### WHAT THE TASK ASKS
Write out each line beneath this one exactly as it reads.

### MATERIAL PROVIDED
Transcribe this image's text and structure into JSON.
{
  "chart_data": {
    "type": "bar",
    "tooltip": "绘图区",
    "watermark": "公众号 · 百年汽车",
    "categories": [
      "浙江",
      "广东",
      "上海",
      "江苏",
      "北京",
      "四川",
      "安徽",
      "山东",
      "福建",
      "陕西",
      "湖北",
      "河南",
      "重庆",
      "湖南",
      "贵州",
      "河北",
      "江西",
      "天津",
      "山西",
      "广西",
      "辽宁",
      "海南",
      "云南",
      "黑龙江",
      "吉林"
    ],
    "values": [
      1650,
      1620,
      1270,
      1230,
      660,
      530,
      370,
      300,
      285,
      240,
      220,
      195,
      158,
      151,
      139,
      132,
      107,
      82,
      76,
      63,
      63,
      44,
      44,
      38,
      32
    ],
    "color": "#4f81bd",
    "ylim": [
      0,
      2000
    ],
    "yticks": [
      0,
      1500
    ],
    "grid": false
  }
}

### RESULT
Transcribe this image's text and structure into JSON.
{
  "chart_data": {
    "type": "bar",
    "tooltip": "绘图区",
    "watermark": "公众号 · 百年汽车",
    "categories": [
      "浙江",
      "广东",
      "上海",
      "江苏",
      "北京",
      "四川",
      "安徽",
      "山东",
      "福建",
      "陕西",
      "湖北",
      "河南",
      "重庆",
      "湖南",
      "贵州",
      "河北",
      "江西",
      "天津",
      "山西",
      "广西",
      "辽宁",
      "海南",
      "云南",
      "黑龙江",
      "吉林"
    ],
    "values": [
      1650,
      1620,
      1270,
      1230,
      660,
      530,
      370,
      300,
      285,
      240,
      220,
      195,
      158,
      151,
      139,
      132,
      107,
      82,
      76,
      63,
      63,
      44,
      44,
      38,
      32
    ],
    "color": "#4f81bd",
    "ylim": [
      0,
      2000
    ],
    "yticks": [
      0,
      1500
    ],
    "grid": false
  }
}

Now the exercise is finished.